### TASK BRIEF
Count the lines below that contain the word "this" and give only the number.

··· EXTRACTED INFORMATION ···

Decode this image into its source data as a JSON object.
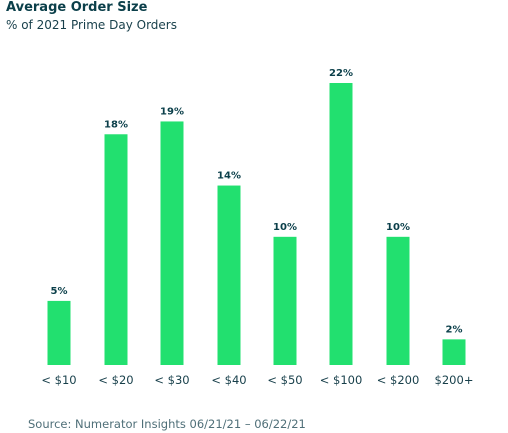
{
  "colors": {
    "bar": "#22e06f",
    "text": "#0b3f4a",
    "muted": "#4f6f78"
  },
  "chart_data": {
    "type": "bar",
    "title": "Average Order Size",
    "subtitle": "% of 2021 Prime Day Orders",
    "categories": [
      "< $10",
      "< $20",
      "< $30",
      "< $40",
      "< $50",
      "< $100",
      "< $200",
      "$200+"
    ],
    "values": [
      5,
      18,
      19,
      14,
      10,
      22,
      10,
      2
    ],
    "data_labels": [
      "5%",
      "18%",
      "19%",
      "14%",
      "10%",
      "22%",
      "10%",
      "2%"
    ],
    "xlabel": "",
    "ylabel": "",
    "ylim": [
      0,
      22
    ],
    "grid": false,
    "legend": "none",
    "source": "Source: Numerator Insights 06/21/21 – 06/22/21"
  }
}
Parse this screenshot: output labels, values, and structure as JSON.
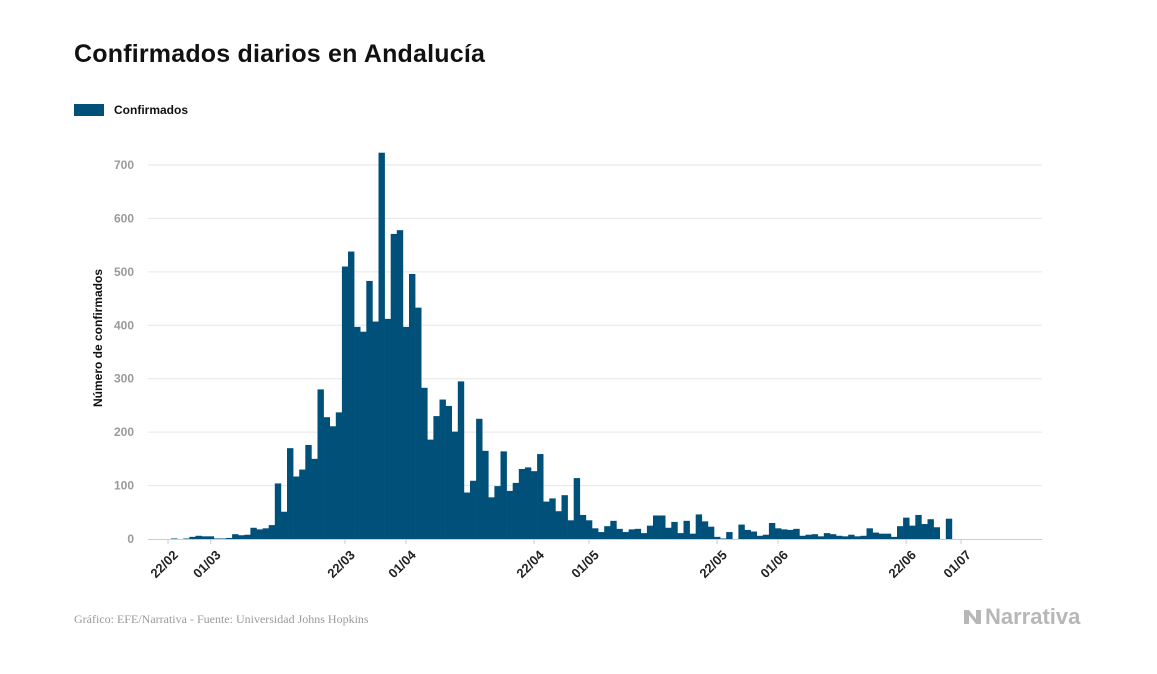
{
  "title": "Confirmados diarios en Andalucía",
  "legend": {
    "label": "Confirmados",
    "color": "#00507a"
  },
  "footer": {
    "source": "Gráfico: EFE/Narrativa - Fuente: Universidad Johns Hopkins"
  },
  "brand": {
    "name": "Narrativa",
    "icon": "narrativa-logo-icon"
  },
  "chart_data": {
    "type": "bar",
    "title": "Confirmados diarios en Andalucía",
    "xlabel": "",
    "ylabel": "Número de confirmados",
    "ylim": [
      0,
      760
    ],
    "yticks": [
      0,
      100,
      200,
      300,
      400,
      500,
      600,
      700
    ],
    "grid": true,
    "legend_position": "top-left",
    "color": "#00507a",
    "start_date": "22/02",
    "xticks": [
      {
        "label": "22/02",
        "index": 0
      },
      {
        "label": "01/03",
        "index": 7
      },
      {
        "label": "22/03",
        "index": 29
      },
      {
        "label": "01/04",
        "index": 39
      },
      {
        "label": "22/04",
        "index": 60
      },
      {
        "label": "01/05",
        "index": 69
      },
      {
        "label": "22/05",
        "index": 90
      },
      {
        "label": "01/06",
        "index": 100
      },
      {
        "label": "22/06",
        "index": 121
      },
      {
        "label": "01/07",
        "index": 130
      }
    ],
    "series": [
      {
        "name": "Confirmados",
        "values": [
          0,
          1,
          0,
          1,
          4,
          6,
          5,
          5,
          1,
          1,
          2,
          9,
          7,
          8,
          21,
          18,
          20,
          26,
          104,
          51,
          170,
          117,
          130,
          176,
          150,
          280,
          228,
          211,
          237,
          510,
          538,
          397,
          388,
          483,
          407,
          723,
          412,
          571,
          578,
          397,
          496,
          433,
          283,
          186,
          230,
          261,
          249,
          201,
          295,
          87,
          109,
          225,
          165,
          78,
          99,
          164,
          90,
          105,
          131,
          134,
          127,
          159,
          70,
          76,
          52,
          82,
          35,
          114,
          45,
          35,
          20,
          13,
          24,
          34,
          19,
          13,
          18,
          19,
          11,
          25,
          44,
          44,
          21,
          32,
          11,
          34,
          10,
          46,
          33,
          23,
          4,
          1,
          13,
          0,
          27,
          17,
          14,
          6,
          8,
          30,
          20,
          18,
          17,
          19,
          6,
          8,
          9,
          5,
          11,
          9,
          6,
          5,
          8,
          5,
          6,
          20,
          12,
          10,
          10,
          4,
          24,
          40,
          25,
          45,
          28,
          37,
          22,
          0,
          38
        ]
      }
    ]
  }
}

···

### RESULT
2